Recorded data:
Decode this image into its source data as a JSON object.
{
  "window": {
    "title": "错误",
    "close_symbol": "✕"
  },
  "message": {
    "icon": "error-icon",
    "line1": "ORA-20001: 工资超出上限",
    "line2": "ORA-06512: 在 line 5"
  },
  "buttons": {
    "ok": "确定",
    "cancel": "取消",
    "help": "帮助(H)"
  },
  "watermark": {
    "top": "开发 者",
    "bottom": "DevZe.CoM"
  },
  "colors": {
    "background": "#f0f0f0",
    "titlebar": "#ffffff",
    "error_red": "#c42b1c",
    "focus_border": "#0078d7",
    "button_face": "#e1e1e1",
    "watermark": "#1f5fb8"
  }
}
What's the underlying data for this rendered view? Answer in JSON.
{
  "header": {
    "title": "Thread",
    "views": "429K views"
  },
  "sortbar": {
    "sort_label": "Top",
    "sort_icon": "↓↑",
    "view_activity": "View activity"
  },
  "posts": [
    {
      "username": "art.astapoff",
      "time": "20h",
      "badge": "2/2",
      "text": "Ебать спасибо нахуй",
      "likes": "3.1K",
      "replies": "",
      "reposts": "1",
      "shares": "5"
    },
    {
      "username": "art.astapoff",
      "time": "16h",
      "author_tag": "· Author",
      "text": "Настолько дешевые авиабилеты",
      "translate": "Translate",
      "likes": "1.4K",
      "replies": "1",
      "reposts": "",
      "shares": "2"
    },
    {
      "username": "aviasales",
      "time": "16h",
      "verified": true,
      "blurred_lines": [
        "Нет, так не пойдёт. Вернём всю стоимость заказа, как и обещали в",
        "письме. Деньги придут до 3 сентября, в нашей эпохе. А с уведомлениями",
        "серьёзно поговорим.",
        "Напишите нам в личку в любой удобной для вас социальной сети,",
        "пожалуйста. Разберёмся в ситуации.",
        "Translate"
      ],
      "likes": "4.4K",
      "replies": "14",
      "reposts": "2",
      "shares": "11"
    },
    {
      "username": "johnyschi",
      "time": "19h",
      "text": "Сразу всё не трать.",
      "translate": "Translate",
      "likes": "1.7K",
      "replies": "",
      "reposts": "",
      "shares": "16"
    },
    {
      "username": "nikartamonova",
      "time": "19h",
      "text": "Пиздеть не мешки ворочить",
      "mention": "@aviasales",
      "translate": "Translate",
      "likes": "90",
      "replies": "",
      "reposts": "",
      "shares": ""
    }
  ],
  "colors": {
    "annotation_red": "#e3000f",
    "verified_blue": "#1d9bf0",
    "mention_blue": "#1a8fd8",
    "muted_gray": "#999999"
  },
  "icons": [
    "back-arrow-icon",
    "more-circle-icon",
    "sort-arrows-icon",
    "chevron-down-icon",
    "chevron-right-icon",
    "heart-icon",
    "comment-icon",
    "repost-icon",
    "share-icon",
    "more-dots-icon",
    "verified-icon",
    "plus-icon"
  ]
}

WORK REQUIRED:
Copy out each record exactly as given, omitting none.

RESPONSE BELOW:
Decode this image into its source data as a JSON object.
{
  "window": {
    "title": "错误",
    "close_symbol": "✕"
  },
  "message": {
    "icon": "error-icon",
    "line1": "ORA-20001: 工资超出上限",
    "line2": "ORA-06512: 在 line 5"
  },
  "buttons": {
    "ok": "确定",
    "cancel": "取消",
    "help": "帮助(H)"
  },
  "watermark": {
    "top": "开发 者",
    "bottom": "DevZe.CoM"
  },
  "colors": {
    "background": "#f0f0f0",
    "titlebar": "#ffffff",
    "error_red": "#c42b1c",
    "focus_border": "#0078d7",
    "button_face": "#e1e1e1",
    "watermark": "#1f5fb8"
  }
}
What's the underlying data for this rendered view? Answer in JSON.
{
  "header": {
    "title": "Thread",
    "views": "429K views"
  },
  "sortbar": {
    "sort_label": "Top",
    "sort_icon": "↓↑",
    "view_activity": "View activity"
  },
  "posts": [
    {
      "username": "art.astapoff",
      "time": "20h",
      "badge": "2/2",
      "text": "Ебать спасибо нахуй",
      "likes": "3.1K",
      "replies": "",
      "reposts": "1",
      "shares": "5"
    },
    {
      "username": "art.astapoff",
      "time": "16h",
      "author_tag": "· Author",
      "text": "Настолько дешевые авиабилеты",
      "translate": "Translate",
      "likes": "1.4K",
      "replies": "1",
      "reposts": "",
      "shares": "2"
    },
    {
      "username": "aviasales",
      "time": "16h",
      "verified": true,
      "blurred_lines": [
        "Нет, так не пойдёт. Вернём всю стоимость заказа, как и обещали в",
        "письме. Деньги придут до 3 сентября, в нашей эпохе. А с уведомлениями",
        "серьёзно поговорим.",
        "Напишите нам в личку в любой удобной для вас социальной сети,",
        "пожалуйста. Разберёмся в ситуации.",
        "Translate"
      ],
      "likes": "4.4K",
      "replies": "14",
      "reposts": "2",
      "shares": "11"
    },
    {
      "username": "johnyschi",
      "time": "19h",
      "text": "Сразу всё не трать.",
      "translate": "Translate",
      "likes": "1.7K",
      "replies": "",
      "reposts": "",
      "shares": "16"
    },
    {
      "username": "nikartamonova",
      "time": "19h",
      "text": "Пиздеть не мешки ворочить",
      "mention": "@aviasales",
      "translate": "Translate",
      "likes": "90",
      "replies": "",
      "reposts": "",
      "shares": ""
    }
  ],
  "colors": {
    "annotation_red": "#e3000f",
    "verified_blue": "#1d9bf0",
    "mention_blue": "#1a8fd8",
    "muted_gray": "#999999"
  },
  "icons": [
    "back-arrow-icon",
    "more-circle-icon",
    "sort-arrows-icon",
    "chevron-down-icon",
    "chevron-right-icon",
    "heart-icon",
    "comment-icon",
    "repost-icon",
    "share-icon",
    "more-dots-icon",
    "verified-icon",
    "plus-icon"
  ]
}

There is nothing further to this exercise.